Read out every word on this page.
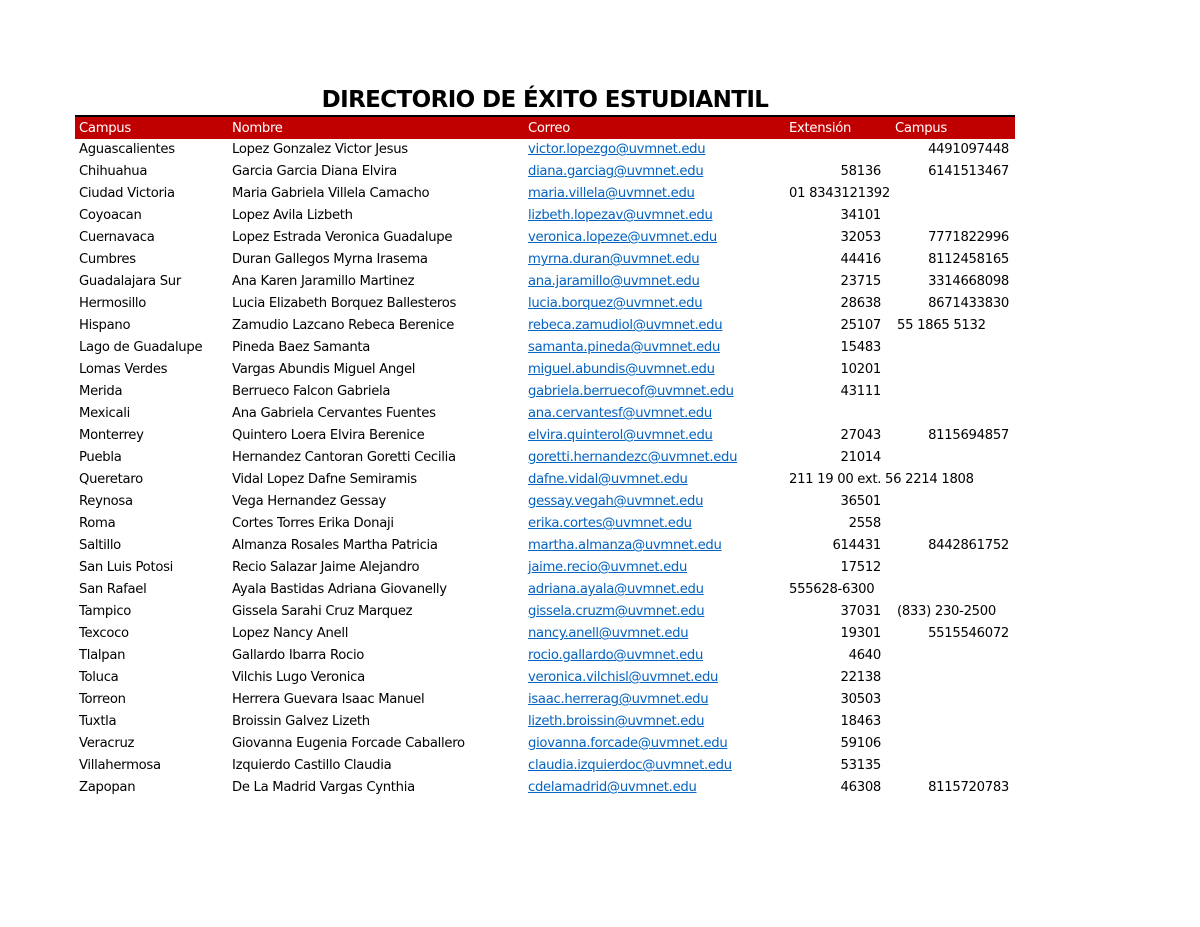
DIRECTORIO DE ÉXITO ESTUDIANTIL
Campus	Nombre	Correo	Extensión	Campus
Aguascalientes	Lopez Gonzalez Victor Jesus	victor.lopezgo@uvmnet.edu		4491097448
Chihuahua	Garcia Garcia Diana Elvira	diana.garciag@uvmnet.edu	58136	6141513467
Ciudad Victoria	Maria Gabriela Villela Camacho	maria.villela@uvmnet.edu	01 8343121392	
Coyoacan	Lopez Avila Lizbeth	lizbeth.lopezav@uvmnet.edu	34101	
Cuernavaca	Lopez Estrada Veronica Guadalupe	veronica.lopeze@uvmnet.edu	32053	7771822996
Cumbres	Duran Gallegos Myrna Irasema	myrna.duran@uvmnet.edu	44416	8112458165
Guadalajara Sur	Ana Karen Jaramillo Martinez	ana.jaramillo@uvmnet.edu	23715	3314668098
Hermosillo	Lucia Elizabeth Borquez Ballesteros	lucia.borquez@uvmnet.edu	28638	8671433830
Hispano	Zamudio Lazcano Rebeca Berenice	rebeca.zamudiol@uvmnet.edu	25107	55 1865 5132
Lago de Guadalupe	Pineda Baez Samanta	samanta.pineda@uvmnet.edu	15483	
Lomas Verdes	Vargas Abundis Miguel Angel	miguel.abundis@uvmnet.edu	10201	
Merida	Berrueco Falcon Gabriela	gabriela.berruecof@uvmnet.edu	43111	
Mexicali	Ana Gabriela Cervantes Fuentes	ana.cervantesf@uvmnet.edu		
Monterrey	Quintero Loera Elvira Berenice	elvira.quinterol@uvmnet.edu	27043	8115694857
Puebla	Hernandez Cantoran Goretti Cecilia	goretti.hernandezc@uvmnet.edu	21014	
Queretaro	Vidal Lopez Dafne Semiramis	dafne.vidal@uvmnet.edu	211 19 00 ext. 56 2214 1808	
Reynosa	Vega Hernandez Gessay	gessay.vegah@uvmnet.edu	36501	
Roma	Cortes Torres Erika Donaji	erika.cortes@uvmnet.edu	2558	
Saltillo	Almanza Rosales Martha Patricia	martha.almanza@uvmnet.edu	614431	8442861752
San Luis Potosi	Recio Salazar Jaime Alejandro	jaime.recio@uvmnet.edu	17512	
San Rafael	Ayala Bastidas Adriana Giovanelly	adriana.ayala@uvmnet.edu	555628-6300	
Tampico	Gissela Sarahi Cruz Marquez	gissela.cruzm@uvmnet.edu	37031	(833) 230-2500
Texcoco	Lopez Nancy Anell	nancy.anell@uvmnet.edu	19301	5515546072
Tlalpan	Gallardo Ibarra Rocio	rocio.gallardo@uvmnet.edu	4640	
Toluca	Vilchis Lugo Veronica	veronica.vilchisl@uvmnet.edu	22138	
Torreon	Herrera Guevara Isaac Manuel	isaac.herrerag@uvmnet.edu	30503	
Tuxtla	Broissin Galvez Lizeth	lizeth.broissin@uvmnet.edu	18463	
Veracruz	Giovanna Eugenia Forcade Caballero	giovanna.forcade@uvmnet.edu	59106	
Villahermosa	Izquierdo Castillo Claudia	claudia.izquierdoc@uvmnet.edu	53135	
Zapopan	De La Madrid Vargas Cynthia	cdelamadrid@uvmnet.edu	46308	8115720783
**********
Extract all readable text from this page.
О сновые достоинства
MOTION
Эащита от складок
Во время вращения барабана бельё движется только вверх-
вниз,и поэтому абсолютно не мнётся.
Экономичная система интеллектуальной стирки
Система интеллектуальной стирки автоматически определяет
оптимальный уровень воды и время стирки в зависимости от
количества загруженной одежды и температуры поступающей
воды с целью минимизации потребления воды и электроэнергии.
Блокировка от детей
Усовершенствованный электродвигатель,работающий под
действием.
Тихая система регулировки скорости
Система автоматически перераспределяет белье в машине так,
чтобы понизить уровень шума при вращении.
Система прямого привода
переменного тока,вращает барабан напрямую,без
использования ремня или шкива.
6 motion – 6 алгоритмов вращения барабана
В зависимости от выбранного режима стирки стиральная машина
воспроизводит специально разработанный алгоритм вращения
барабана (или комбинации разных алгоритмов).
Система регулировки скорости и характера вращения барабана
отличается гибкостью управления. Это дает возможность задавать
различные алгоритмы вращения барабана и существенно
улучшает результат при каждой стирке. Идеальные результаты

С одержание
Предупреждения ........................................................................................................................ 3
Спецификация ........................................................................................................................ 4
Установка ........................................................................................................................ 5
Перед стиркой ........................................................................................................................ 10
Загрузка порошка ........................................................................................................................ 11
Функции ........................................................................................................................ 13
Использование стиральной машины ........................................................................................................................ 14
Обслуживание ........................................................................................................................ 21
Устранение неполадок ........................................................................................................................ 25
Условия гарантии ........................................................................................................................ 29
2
**********
### [What you should do]
In the records above, find each line holding "время" and copy it.

### [Written solution]
Во время вращения барабана бельё движется только вверх-
оптимальный уровень воды и время стирки в зависимости от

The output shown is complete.